* Task
Please set down all the lines beneath this one exactly, without the pictures.

================

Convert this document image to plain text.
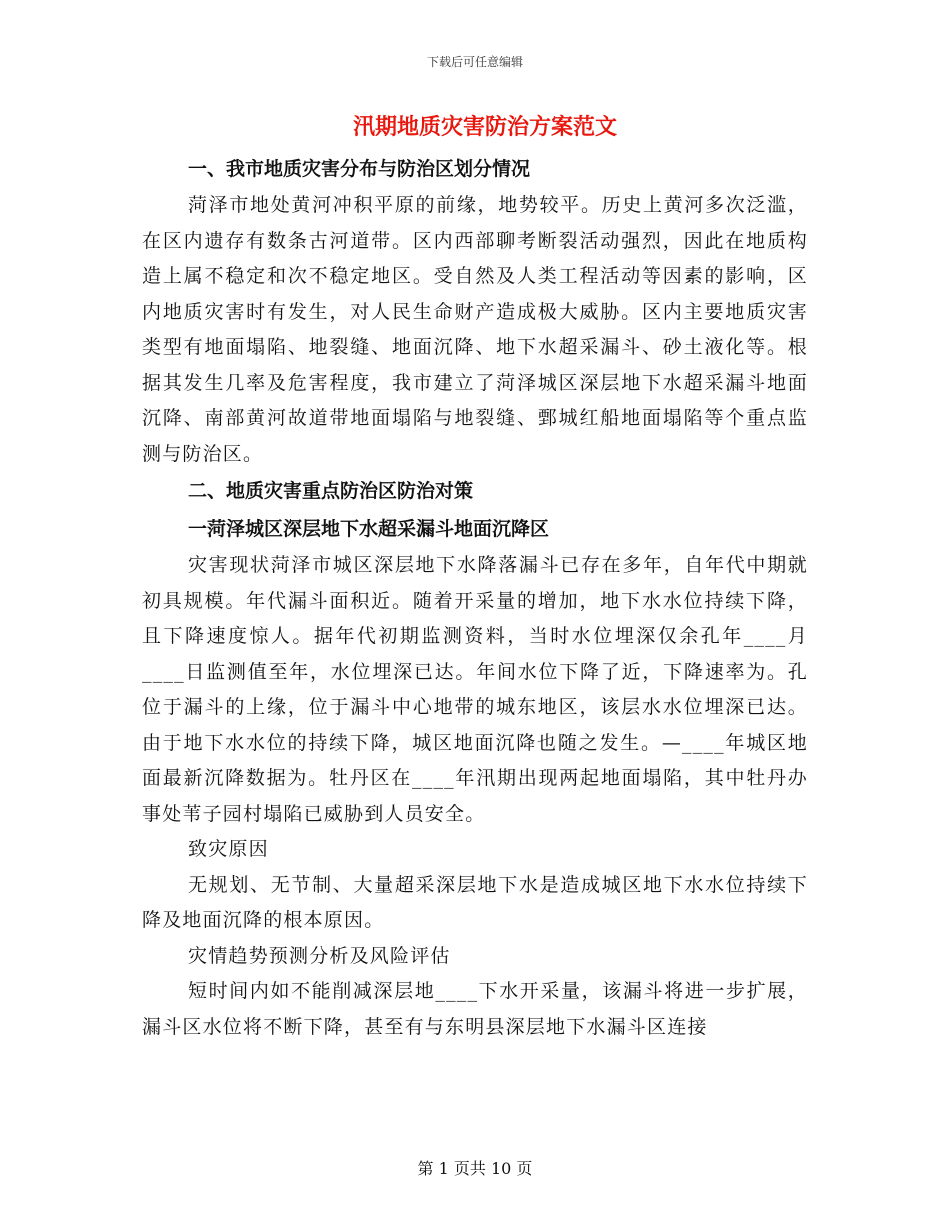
下载后可任意编辑
汛期地质灾害防治方案范文
一、我市地质灾害分布与防治区划分情况
菏泽市地处黄河冲积平原的前缘，地势较平。历史上黄河多次泛滥，在区内遗存有数条古河道带。区内西部聊考断裂活动强烈，因此在地质构造上属不稳定和次不稳定地区。受自然及人类工程活动等因素的影响，区内地质灾害时有发生，对人民生命财产造成极大威胁。区内主要地质灾害类型有地面塌陷、地裂缝、地面沉降、地下水超采漏斗、砂土液化等。根据其发生几率及危害程度，我市建立了菏泽城区深层地下水超采漏斗地面沉降、南部黄河故道带地面塌陷与地裂缝、鄄城红船地面塌陷等个重点监测与防治区。
二、地质灾害重点防治区防治对策
一菏泽城区深层地下水超采漏斗地面沉降区
灾害现状菏泽市城区深层地下水降落漏斗已存在多年，自年代中期就初具规模。年代漏斗面积近。随着开采量的增加，地下水水位持续下降，且下降速度惊人。据年代初期监测资料，当时水位埋深仅余孔年____月____日监测值至年，水位埋深已达。年间水位下降了近，下降速率为。孔位于漏斗的上缘，位于漏斗中心地带的城东地区，该层水水位埋深已达。由于地下水水位的持续下降，城区地面沉降也随之发生。—____年城区地面最新沉降数据为。牡丹区在____年汛期出现两起地面塌陷，其中牡丹办事处苇子园村塌陷已威胁到人员安全。
致灾原因
无规划、无节制、大量超采深层地下水是造成城区地下水水位持续下降及地面沉降的根本原因。
灾情趋势预测分析及风险评估
短时间内如不能削减深层地____下水开采量，该漏斗将进一步扩展，漏斗区水位将不断下降，甚至有与东明县深层地下水漏斗区连接
第 1 页共 10 页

================

* Solution to this exercise
Convert this document image to plain text.
下载后可任意编辑
汛期地质灾害防治方案范文
一、我市地质灾害分布与防治区划分情况
菏泽市地处黄河冲积平原的前缘，地势较平。历史上黄河多次泛滥，在区内遗存有数条古河道带。区内西部聊考断裂活动强烈，因此在地质构造上属不稳定和次不稳定地区。受自然及人类工程活动等因素的影响，区内地质灾害时有发生，对人民生命财产造成极大威胁。区内主要地质灾害类型有地面塌陷、地裂缝、地面沉降、地下水超采漏斗、砂土液化等。根据其发生几率及危害程度，我市建立了菏泽城区深层地下水超采漏斗地面沉降、南部黄河故道带地面塌陷与地裂缝、鄄城红船地面塌陷等个重点监测与防治区。
二、地质灾害重点防治区防治对策
一菏泽城区深层地下水超采漏斗地面沉降区
灾害现状菏泽市城区深层地下水降落漏斗已存在多年，自年代中期就初具规模。年代漏斗面积近。随着开采量的增加，地下水水位持续下降，且下降速度惊人。据年代初期监测资料，当时水位埋深仅余孔年____月____日监测值至年，水位埋深已达。年间水位下降了近，下降速率为。孔位于漏斗的上缘，位于漏斗中心地带的城东地区，该层水水位埋深已达。由于地下水水位的持续下降，城区地面沉降也随之发生。—____年城区地面最新沉降数据为。牡丹区在____年汛期出现两起地面塌陷，其中牡丹办事处苇子园村塌陷已威胁到人员安全。
致灾原因
无规划、无节制、大量超采深层地下水是造成城区地下水水位持续下降及地面沉降的根本原因。
灾情趋势预测分析及风险评估
短时间内如不能削减深层地____下水开采量，该漏斗将进一步扩展，漏斗区水位将不断下降，甚至有与东明县深层地下水漏斗区连接
第 1 页共 10 页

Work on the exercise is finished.